SET EXERCISE: Within the records below, find each line that holds the string "Create", then copy it.

-.-.-

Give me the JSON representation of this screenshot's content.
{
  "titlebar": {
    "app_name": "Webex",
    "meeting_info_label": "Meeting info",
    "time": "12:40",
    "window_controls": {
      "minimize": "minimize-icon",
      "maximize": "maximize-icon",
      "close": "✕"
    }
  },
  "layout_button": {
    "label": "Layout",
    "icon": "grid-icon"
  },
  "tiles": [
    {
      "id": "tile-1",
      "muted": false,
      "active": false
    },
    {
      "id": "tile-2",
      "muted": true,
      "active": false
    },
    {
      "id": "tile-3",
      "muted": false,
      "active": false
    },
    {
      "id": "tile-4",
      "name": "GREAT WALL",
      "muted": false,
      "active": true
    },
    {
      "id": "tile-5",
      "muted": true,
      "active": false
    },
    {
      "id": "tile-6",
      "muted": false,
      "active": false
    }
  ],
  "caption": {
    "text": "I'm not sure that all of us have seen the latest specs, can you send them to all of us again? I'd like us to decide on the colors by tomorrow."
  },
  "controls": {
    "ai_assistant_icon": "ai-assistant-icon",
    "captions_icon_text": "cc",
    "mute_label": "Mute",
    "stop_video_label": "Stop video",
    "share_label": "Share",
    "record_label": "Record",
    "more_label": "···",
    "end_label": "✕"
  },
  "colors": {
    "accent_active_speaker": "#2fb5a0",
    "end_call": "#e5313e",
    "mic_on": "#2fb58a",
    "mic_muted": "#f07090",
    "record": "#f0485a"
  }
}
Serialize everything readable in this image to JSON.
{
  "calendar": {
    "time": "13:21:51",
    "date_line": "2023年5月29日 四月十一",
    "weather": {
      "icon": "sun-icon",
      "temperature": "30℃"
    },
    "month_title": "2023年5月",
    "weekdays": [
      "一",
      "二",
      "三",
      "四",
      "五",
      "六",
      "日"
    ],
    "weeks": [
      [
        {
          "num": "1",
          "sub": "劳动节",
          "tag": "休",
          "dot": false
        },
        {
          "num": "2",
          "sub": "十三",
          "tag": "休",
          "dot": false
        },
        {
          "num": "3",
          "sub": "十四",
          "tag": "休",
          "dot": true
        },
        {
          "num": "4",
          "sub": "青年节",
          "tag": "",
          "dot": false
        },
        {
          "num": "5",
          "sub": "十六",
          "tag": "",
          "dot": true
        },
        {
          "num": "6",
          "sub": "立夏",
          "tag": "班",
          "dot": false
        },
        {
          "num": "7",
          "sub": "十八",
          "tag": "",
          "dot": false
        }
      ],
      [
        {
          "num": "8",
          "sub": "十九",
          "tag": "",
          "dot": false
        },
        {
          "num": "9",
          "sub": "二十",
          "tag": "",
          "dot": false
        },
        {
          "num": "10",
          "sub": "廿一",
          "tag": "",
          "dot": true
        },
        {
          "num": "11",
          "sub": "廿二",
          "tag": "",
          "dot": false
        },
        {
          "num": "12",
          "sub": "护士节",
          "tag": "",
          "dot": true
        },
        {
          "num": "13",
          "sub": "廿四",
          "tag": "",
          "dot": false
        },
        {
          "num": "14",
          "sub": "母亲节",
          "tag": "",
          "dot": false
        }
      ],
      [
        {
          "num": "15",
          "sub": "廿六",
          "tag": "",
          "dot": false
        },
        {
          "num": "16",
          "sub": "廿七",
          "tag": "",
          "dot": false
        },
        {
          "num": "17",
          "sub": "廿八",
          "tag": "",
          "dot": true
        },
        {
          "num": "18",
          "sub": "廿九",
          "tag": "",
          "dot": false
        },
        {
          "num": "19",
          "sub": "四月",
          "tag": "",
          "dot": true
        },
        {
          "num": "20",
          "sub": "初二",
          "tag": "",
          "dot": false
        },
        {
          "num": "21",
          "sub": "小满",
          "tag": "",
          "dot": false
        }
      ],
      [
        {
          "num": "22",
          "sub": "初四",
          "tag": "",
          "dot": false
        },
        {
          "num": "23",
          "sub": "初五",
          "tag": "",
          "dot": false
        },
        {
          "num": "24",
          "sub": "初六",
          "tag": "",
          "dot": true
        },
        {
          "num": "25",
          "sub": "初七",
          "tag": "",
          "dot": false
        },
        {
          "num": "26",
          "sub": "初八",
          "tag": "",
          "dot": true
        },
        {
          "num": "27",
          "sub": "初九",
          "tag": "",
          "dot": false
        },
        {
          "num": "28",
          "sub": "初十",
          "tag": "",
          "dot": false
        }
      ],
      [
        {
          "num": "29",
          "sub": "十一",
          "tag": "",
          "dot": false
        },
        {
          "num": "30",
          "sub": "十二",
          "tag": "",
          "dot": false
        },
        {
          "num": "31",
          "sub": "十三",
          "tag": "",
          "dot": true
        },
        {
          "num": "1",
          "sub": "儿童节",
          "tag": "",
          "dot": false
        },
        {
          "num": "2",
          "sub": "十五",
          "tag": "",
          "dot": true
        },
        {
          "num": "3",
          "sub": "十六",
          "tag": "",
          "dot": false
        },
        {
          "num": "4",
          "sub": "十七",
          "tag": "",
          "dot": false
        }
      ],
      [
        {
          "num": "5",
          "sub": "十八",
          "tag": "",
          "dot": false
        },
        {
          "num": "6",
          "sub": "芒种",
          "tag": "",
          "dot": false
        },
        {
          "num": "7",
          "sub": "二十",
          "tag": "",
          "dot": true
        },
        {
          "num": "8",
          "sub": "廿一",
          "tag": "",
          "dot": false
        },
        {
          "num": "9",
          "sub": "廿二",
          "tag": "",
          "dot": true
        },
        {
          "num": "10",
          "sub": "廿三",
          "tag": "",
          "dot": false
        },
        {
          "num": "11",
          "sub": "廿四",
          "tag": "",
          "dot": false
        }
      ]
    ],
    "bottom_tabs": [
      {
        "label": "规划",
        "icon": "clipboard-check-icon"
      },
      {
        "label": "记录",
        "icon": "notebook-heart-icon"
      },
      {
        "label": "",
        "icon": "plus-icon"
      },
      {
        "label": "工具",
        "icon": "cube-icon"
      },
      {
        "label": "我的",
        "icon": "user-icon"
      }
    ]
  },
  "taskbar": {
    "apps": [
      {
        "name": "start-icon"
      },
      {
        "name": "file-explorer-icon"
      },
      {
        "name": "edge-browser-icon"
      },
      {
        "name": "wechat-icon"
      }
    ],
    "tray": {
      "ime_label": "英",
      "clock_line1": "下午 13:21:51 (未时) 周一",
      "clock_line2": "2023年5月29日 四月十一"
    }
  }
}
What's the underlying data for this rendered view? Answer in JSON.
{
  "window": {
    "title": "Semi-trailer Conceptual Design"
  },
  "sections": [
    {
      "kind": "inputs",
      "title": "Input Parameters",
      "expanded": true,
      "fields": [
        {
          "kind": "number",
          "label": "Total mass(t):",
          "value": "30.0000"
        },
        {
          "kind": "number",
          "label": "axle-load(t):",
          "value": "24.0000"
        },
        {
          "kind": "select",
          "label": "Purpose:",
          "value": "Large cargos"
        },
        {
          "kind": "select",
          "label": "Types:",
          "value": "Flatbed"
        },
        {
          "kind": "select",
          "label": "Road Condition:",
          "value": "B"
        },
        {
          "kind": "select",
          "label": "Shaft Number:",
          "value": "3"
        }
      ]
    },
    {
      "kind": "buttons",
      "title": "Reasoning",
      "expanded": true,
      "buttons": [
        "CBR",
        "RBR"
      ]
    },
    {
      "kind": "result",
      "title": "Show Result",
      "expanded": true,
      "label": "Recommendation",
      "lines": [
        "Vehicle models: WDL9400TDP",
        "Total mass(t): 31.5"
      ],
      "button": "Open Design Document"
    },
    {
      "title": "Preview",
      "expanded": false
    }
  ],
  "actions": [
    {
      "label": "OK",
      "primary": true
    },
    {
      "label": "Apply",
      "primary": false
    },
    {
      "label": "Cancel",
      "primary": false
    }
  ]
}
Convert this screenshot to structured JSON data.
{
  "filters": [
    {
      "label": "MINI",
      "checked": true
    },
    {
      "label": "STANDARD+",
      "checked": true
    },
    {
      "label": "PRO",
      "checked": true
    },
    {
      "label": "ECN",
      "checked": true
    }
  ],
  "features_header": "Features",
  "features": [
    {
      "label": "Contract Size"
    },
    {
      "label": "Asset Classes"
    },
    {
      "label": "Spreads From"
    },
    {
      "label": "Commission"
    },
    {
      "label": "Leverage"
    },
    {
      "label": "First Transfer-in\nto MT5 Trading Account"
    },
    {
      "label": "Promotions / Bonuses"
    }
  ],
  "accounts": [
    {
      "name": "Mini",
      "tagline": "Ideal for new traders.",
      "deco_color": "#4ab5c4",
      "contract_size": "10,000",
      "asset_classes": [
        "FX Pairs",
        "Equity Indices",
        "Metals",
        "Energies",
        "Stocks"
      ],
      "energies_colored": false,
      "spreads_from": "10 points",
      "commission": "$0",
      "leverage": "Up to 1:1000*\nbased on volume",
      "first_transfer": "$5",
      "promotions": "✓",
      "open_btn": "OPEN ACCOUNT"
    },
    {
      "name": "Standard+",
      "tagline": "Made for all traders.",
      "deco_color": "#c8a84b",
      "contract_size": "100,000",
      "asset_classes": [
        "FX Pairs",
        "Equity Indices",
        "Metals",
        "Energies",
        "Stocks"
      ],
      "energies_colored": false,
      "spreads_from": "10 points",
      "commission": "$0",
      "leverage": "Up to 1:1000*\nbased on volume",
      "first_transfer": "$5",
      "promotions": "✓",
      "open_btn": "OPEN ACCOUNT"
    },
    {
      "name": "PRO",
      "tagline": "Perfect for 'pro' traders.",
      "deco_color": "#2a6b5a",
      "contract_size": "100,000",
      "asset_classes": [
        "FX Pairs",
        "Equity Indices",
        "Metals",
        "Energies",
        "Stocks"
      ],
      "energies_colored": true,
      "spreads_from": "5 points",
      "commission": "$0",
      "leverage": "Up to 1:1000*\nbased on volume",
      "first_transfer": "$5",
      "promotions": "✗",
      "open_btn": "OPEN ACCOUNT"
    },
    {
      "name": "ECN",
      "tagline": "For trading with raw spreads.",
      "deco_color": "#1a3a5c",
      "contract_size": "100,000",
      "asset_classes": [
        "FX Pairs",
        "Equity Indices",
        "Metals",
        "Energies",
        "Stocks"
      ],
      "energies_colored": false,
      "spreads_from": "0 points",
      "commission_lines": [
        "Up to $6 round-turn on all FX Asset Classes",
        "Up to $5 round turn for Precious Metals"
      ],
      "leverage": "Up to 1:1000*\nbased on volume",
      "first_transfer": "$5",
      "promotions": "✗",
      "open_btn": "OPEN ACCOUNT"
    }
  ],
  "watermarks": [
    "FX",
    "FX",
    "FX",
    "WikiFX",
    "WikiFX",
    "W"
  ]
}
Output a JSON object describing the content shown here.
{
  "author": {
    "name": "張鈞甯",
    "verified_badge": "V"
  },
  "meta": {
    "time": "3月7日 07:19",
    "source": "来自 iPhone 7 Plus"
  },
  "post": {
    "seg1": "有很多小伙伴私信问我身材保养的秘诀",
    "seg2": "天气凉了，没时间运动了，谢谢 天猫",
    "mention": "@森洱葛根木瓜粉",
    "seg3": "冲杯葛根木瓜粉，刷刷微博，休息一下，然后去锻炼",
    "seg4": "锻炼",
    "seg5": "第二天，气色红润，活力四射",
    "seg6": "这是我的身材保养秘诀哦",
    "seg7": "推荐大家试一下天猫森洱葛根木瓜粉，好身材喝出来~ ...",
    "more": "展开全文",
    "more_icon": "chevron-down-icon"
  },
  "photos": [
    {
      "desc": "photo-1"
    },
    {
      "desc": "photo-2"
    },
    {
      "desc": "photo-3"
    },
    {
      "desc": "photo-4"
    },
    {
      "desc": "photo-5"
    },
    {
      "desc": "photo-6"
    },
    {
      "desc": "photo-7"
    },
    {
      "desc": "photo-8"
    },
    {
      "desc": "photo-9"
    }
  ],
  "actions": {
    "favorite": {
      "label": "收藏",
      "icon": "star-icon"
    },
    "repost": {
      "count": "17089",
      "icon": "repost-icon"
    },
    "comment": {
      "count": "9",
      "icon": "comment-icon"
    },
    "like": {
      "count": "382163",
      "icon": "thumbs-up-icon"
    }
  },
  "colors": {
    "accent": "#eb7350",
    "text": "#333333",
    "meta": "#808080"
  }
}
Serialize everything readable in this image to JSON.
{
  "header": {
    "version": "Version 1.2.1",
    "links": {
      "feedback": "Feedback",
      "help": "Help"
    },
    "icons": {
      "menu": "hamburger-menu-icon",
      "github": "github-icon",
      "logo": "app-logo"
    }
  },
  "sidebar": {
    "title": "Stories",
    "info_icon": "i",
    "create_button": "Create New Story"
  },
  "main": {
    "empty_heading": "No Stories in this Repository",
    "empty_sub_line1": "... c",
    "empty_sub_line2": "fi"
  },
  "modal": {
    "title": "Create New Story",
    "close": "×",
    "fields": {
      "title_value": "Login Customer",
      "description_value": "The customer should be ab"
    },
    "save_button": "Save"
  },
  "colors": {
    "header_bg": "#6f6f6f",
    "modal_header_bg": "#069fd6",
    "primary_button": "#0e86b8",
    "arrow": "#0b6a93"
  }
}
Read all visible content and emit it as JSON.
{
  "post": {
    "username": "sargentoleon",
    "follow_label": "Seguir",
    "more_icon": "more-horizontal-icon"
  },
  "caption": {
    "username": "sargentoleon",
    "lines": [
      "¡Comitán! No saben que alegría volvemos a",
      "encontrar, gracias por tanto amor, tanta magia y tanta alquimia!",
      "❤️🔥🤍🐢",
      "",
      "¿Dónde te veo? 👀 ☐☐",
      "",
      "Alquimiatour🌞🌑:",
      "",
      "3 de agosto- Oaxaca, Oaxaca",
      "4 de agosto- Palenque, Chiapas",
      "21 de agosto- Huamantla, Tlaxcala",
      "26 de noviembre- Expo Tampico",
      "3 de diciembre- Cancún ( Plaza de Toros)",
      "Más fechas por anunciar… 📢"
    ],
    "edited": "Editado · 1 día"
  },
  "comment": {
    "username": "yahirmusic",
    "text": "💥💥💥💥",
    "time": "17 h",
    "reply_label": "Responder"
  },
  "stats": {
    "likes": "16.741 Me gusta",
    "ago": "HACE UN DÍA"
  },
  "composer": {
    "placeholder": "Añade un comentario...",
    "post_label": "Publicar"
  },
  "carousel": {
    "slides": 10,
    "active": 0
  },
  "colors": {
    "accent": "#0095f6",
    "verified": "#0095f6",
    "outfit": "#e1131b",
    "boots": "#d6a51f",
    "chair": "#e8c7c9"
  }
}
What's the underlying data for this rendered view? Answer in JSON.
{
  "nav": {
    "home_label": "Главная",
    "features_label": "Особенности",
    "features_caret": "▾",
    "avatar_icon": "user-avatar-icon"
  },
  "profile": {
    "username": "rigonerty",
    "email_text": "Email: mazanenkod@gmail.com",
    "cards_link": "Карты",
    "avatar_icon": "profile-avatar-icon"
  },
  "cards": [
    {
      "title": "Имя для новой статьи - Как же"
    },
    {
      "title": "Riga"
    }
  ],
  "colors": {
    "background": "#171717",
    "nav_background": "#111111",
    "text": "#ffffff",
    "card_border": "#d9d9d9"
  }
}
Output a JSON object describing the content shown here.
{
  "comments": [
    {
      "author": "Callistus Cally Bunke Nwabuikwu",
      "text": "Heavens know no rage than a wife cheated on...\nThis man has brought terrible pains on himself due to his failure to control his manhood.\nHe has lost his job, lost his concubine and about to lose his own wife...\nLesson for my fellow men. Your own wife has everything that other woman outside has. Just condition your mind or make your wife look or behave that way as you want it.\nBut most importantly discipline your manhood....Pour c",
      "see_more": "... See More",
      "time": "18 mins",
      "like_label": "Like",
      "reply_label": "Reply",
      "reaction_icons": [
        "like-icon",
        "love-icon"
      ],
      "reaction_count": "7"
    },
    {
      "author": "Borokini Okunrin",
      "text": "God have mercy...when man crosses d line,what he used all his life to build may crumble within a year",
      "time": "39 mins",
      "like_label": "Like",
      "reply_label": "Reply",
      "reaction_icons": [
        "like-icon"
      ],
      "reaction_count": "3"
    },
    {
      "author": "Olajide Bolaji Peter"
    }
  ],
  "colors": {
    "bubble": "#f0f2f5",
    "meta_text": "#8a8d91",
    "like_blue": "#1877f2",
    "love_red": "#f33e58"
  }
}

-.-.-

ANSWER:
    "create_button": "Create New Story"
    "title": "Create New Story",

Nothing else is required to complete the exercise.